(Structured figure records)
:::

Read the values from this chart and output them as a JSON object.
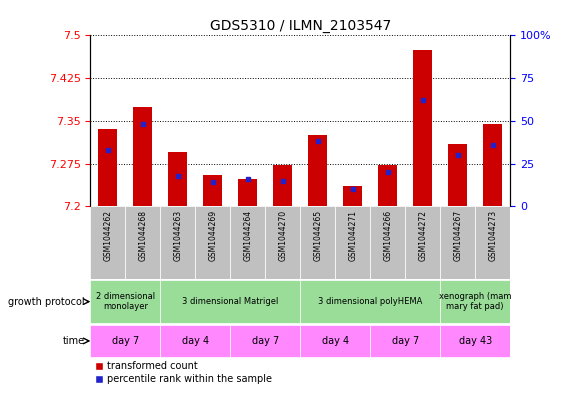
{
  "title": "GDS5310 / ILMN_2103547",
  "samples": [
    "GSM1044262",
    "GSM1044268",
    "GSM1044263",
    "GSM1044269",
    "GSM1044264",
    "GSM1044270",
    "GSM1044265",
    "GSM1044271",
    "GSM1044266",
    "GSM1044272",
    "GSM1044267",
    "GSM1044273"
  ],
  "transformed_count": [
    7.335,
    7.375,
    7.295,
    7.255,
    7.248,
    7.272,
    7.325,
    7.235,
    7.272,
    7.475,
    7.31,
    7.345
  ],
  "percentile_rank": [
    33,
    48,
    18,
    14,
    16,
    15,
    38,
    10,
    20,
    62,
    30,
    36
  ],
  "ymin": 7.2,
  "ymax": 7.5,
  "y_ticks": [
    7.2,
    7.275,
    7.35,
    7.425,
    7.5
  ],
  "y2min": 0,
  "y2max": 100,
  "y2_ticks": [
    0,
    25,
    50,
    75,
    100
  ],
  "bar_color": "#cc0000",
  "blue_color": "#2222cc",
  "sample_bg": "#c0c0c0",
  "gp_color": "#99dd99",
  "time_color": "#ff88ff",
  "groups": [
    {
      "label": "2 dimensional\nmonolayer",
      "start": 0,
      "end": 2
    },
    {
      "label": "3 dimensional Matrigel",
      "start": 2,
      "end": 6
    },
    {
      "label": "3 dimensional polyHEMA",
      "start": 6,
      "end": 10
    },
    {
      "label": "xenograph (mam\nmary fat pad)",
      "start": 10,
      "end": 12
    }
  ],
  "time_groups": [
    {
      "label": "day 7",
      "start": 0,
      "end": 2
    },
    {
      "label": "day 4",
      "start": 2,
      "end": 4
    },
    {
      "label": "day 7",
      "start": 4,
      "end": 6
    },
    {
      "label": "day 4",
      "start": 6,
      "end": 8
    },
    {
      "label": "day 7",
      "start": 8,
      "end": 10
    },
    {
      "label": "day 43",
      "start": 10,
      "end": 12
    }
  ],
  "growth_protocol_label": "growth protocol",
  "time_label": "time",
  "legend_red": "transformed count",
  "legend_blue": "percentile rank within the sample",
  "bar_width": 0.55
}
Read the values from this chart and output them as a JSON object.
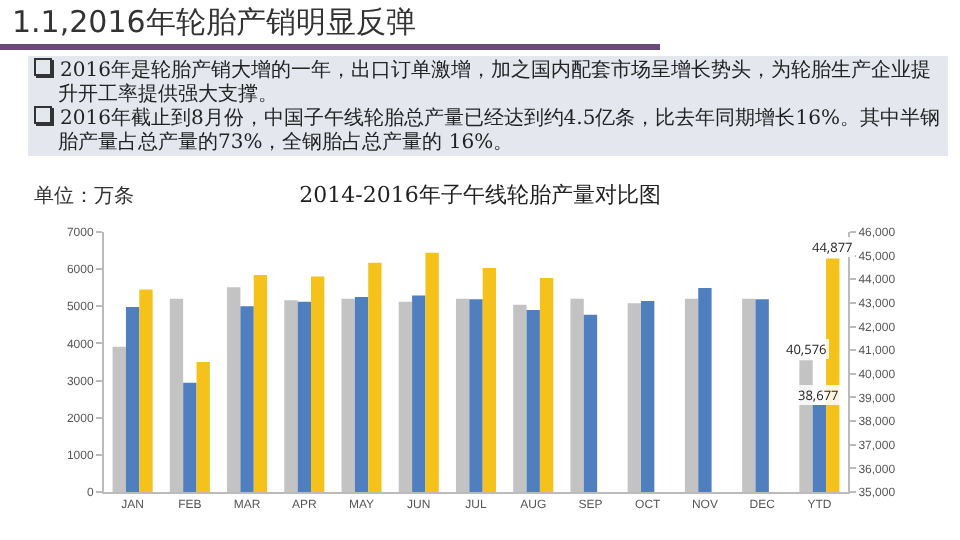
{
  "chart_data": {
    "type": "bar",
    "title": "1.1,2016年轮胎产销明显反弹",
    "subtitle": "2014-2016年子午线轮胎产量对比图",
    "ylabel": "单位：万条",
    "annotations": [
      "2016年是轮胎产销大增的一年，出口订单激增，加之国内配套市场呈增长势头，为轮胎生产企业提升开工率提供强大支撑。",
      "2016年截止到8月份，中国子午线轮胎总产量已经达到约4.5亿条，比去年同期增长16%。其中半钢胎产量占总产量的73%，全钢胎占总产量的 16%。"
    ],
    "categories": [
      "JAN",
      "FEB",
      "MAR",
      "APR",
      "MAY",
      "JUN",
      "JUL",
      "AUG",
      "SEP",
      "OCT",
      "NOV",
      "DEC",
      "YTD"
    ],
    "series": [
      {
        "color": "#c3c3c3",
        "values": [
          3910,
          5200,
          5510,
          5160,
          5200,
          5120,
          5200,
          5040,
          5200,
          5080,
          5200,
          5200,
          null
        ]
      },
      {
        "color": "#4f7fbf",
        "values": [
          4980,
          2940,
          5000,
          5120,
          5250,
          5290,
          5190,
          4900,
          4770,
          5140,
          5490,
          5190,
          null
        ]
      },
      {
        "color": "#f5c21b",
        "values": [
          5450,
          3500,
          5840,
          5800,
          6170,
          6440,
          6030,
          5760,
          null,
          null,
          null,
          null,
          null
        ]
      },
      {
        "color": "#c3c3c3",
        "axis": "y2",
        "values": [
          null,
          null,
          null,
          null,
          null,
          null,
          null,
          null,
          null,
          null,
          null,
          null,
          40576
        ],
        "value_labels": [
          null,
          null,
          null,
          null,
          null,
          null,
          null,
          null,
          null,
          null,
          null,
          null,
          "40,576"
        ]
      },
      {
        "color": "#4f7fbf",
        "axis": "y2",
        "values": [
          null,
          null,
          null,
          null,
          null,
          null,
          null,
          null,
          null,
          null,
          null,
          null,
          38677
        ],
        "value_labels": [
          null,
          null,
          null,
          null,
          null,
          null,
          null,
          null,
          null,
          null,
          null,
          null,
          "38,677"
        ]
      },
      {
        "color": "#f5c21b",
        "axis": "y2",
        "values": [
          null,
          null,
          null,
          null,
          null,
          null,
          null,
          null,
          null,
          null,
          null,
          null,
          44877
        ],
        "value_labels": [
          null,
          null,
          null,
          null,
          null,
          null,
          null,
          null,
          null,
          null,
          null,
          null,
          "44,877"
        ]
      }
    ],
    "ylim": [
      0,
      7000
    ],
    "yticks": [
      0,
      1000,
      2000,
      3000,
      4000,
      5000,
      6000,
      7000
    ],
    "y2lim": [
      35000,
      46000
    ],
    "y2ticks": [
      {
        "value": 35000,
        "label": "35,000"
      },
      {
        "value": 36000,
        "label": "36,000"
      },
      {
        "value": 37000,
        "label": "37,000"
      },
      {
        "value": 38000,
        "label": "38,000"
      },
      {
        "value": 39000,
        "label": "39,000"
      },
      {
        "value": 40000,
        "label": "40,000"
      },
      {
        "value": 41000,
        "label": "41,000"
      },
      {
        "value": 42000,
        "label": "42,000"
      },
      {
        "value": 43000,
        "label": "43,000"
      },
      {
        "value": 44000,
        "label": "44,000"
      },
      {
        "value": 45000,
        "label": "45,000"
      },
      {
        "value": 46000,
        "label": "46,000"
      }
    ],
    "grid": false
  }
}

:::

What the task requires - Extract every line of the data exactly; pictures stay out.

Exercise output -
Read the values from this chart and output them as a JSON object.
{
  "title": "GDS5310 / ILMN_2103547",
  "samples": [
    "GSM1044262",
    "GSM1044268",
    "GSM1044263",
    "GSM1044269",
    "GSM1044264",
    "GSM1044270",
    "GSM1044265",
    "GSM1044271",
    "GSM1044266",
    "GSM1044272",
    "GSM1044267",
    "GSM1044273"
  ],
  "transformed_count": [
    7.335,
    7.375,
    7.295,
    7.255,
    7.248,
    7.272,
    7.325,
    7.235,
    7.272,
    7.475,
    7.31,
    7.345
  ],
  "percentile_rank": [
    33,
    48,
    18,
    14,
    16,
    15,
    38,
    10,
    20,
    62,
    30,
    36
  ],
  "ymin": 7.2,
  "ymax": 7.5,
  "y_ticks": [
    7.2,
    7.275,
    7.35,
    7.425,
    7.5
  ],
  "y2min": 0,
  "y2max": 100,
  "y2_ticks": [
    0,
    25,
    50,
    75,
    100
  ],
  "bar_color": "#cc0000",
  "blue_color": "#2222cc",
  "sample_bg": "#c0c0c0",
  "gp_color": "#99dd99",
  "time_color": "#ff88ff",
  "groups": [
    {
      "label": "2 dimensional\nmonolayer",
      "start": 0,
      "end": 2
    },
    {
      "label": "3 dimensional Matrigel",
      "start": 2,
      "end": 6
    },
    {
      "label": "3 dimensional polyHEMA",
      "start": 6,
      "end": 10
    },
    {
      "label": "xenograph (mam\nmary fat pad)",
      "start": 10,
      "end": 12
    }
  ],
  "time_groups": [
    {
      "label": "day 7",
      "start": 0,
      "end": 2
    },
    {
      "label": "day 4",
      "start": 2,
      "end": 4
    },
    {
      "label": "day 7",
      "start": 4,
      "end": 6
    },
    {
      "label": "day 4",
      "start": 6,
      "end": 8
    },
    {
      "label": "day 7",
      "start": 8,
      "end": 10
    },
    {
      "label": "day 43",
      "start": 10,
      "end": 12
    }
  ],
  "growth_protocol_label": "growth protocol",
  "time_label": "time",
  "legend_red": "transformed count",
  "legend_blue": "percentile rank within the sample",
  "bar_width": 0.55
}
Read the values from this chart and output them as a JSON object.
{
  "chart_data": {
    "type": "bar",
    "title": "1.1,2016年轮胎产销明显反弹",
    "subtitle": "2014-2016年子午线轮胎产量对比图",
    "ylabel": "单位：万条",
    "annotations": [
      "2016年是轮胎产销大增的一年，出口订单激增，加之国内配套市场呈增长势头，为轮胎生产企业提升开工率提供强大支撑。",
      "2016年截止到8月份，中国子午线轮胎总产量已经达到约4.5亿条，比去年同期增长16%。其中半钢胎产量占总产量的73%，全钢胎占总产量的 16%。"
    ],
    "categories": [
      "JAN",
      "FEB",
      "MAR",
      "APR",
      "MAY",
      "JUN",
      "JUL",
      "AUG",
      "SEP",
      "OCT",
      "NOV",
      "DEC",
      "YTD"
    ],
    "series": [
      {
        "color": "#c3c3c3",
        "values": [
          3910,
          5200,
          5510,
          5160,
          5200,
          5120,
          5200,
          5040,
          5200,
          5080,
          5200,
          5200,
          null
        ]
      },
      {
        "color": "#4f7fbf",
        "values": [
          4980,
          2940,
          5000,
          5120,
          5250,
          5290,
          5190,
          4900,
          4770,
          5140,
          5490,
          5190,
          null
        ]
      },
      {
        "color": "#f5c21b",
        "values": [
          5450,
          3500,
          5840,
          5800,
          6170,
          6440,
          6030,
          5760,
          null,
          null,
          null,
          null,
          null
        ]
      },
      {
        "color": "#c3c3c3",
        "axis": "y2",
        "values": [
          null,
          null,
          null,
          null,
          null,
          null,
          null,
          null,
          null,
          null,
          null,
          null,
          40576
        ],
        "value_labels": [
          null,
          null,
          null,
          null,
          null,
          null,
          null,
          null,
          null,
          null,
          null,
          null,
          "40,576"
        ]
      },
      {
        "color": "#4f7fbf",
        "axis": "y2",
        "values": [
          null,
          null,
          null,
          null,
          null,
          null,
          null,
          null,
          null,
          null,
          null,
          null,
          38677
        ],
        "value_labels": [
          null,
          null,
          null,
          null,
          null,
          null,
          null,
          null,
          null,
          null,
          null,
          null,
          "38,677"
        ]
      },
      {
        "color": "#f5c21b",
        "axis": "y2",
        "values": [
          null,
          null,
          null,
          null,
          null,
          null,
          null,
          null,
          null,
          null,
          null,
          null,
          44877
        ],
        "value_labels": [
          null,
          null,
          null,
          null,
          null,
          null,
          null,
          null,
          null,
          null,
          null,
          null,
          "44,877"
        ]
      }
    ],
    "ylim": [
      0,
      7000
    ],
    "yticks": [
      0,
      1000,
      2000,
      3000,
      4000,
      5000,
      6000,
      7000
    ],
    "y2lim": [
      35000,
      46000
    ],
    "y2ticks": [
      {
        "value": 35000,
        "label": "35,000"
      },
      {
        "value": 36000,
        "label": "36,000"
      },
      {
        "value": 37000,
        "label": "37,000"
      },
      {
        "value": 38000,
        "label": "38,000"
      },
      {
        "value": 39000,
        "label": "39,000"
      },
      {
        "value": 40000,
        "label": "40,000"
      },
      {
        "value": 41000,
        "label": "41,000"
      },
      {
        "value": 42000,
        "label": "42,000"
      },
      {
        "value": 43000,
        "label": "43,000"
      },
      {
        "value": 44000,
        "label": "44,000"
      },
      {
        "value": 45000,
        "label": "45,000"
      },
      {
        "value": 46000,
        "label": "46,000"
      }
    ],
    "grid": false
  }
}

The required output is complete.